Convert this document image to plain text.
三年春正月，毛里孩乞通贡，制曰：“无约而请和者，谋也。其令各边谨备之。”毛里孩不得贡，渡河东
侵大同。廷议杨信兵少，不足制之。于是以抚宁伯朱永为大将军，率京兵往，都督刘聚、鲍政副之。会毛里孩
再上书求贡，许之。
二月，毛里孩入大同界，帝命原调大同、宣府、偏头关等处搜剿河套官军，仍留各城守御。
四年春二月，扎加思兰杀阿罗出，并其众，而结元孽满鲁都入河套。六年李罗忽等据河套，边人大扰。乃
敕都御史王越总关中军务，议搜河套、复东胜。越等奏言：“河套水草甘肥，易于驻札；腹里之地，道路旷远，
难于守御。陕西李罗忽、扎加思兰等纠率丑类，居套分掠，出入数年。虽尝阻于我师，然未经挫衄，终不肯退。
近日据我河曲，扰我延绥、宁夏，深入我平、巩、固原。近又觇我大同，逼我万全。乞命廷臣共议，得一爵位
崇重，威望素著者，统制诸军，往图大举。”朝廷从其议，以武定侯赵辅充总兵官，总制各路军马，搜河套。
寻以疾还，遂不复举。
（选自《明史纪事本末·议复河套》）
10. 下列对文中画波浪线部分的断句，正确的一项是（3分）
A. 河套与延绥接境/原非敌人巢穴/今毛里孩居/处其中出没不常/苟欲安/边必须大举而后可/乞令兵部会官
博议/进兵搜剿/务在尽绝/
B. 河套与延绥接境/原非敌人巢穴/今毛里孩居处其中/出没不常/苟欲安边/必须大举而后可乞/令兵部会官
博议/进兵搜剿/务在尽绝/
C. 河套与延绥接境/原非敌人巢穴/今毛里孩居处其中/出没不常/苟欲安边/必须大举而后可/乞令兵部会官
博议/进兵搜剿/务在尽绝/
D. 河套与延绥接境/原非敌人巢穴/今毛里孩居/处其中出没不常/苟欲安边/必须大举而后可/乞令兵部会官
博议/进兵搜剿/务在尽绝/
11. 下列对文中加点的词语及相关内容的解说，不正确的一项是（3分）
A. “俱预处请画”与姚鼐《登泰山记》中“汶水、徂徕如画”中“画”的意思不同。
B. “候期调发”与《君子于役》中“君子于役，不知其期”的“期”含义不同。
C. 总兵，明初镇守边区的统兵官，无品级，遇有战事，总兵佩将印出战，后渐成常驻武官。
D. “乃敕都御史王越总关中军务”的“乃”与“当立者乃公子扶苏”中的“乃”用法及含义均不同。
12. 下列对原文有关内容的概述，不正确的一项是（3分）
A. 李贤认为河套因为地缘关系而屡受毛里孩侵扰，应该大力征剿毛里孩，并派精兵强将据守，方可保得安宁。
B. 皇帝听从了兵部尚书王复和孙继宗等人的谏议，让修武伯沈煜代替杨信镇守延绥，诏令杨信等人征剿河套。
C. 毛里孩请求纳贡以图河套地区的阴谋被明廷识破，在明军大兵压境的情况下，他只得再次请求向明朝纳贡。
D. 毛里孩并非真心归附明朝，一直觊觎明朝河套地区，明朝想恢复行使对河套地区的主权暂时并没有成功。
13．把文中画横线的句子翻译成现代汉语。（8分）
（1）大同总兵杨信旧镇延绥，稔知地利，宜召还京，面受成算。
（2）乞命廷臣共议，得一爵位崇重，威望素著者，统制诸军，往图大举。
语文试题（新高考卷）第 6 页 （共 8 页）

# # # # # # #

## REQUEST
Identify the lines in the entries that hold "威望素著者" and return each one.

## COMPLETE RESPONSE
崇重，威望素著者，统制诸军，往图大举。”朝廷从其议，以武定侯赵辅充总兵官，总制各路军马，搜河套。
（2）乞命廷臣共议，得一爵位崇重，威望素著者，统制诸军，往图大举。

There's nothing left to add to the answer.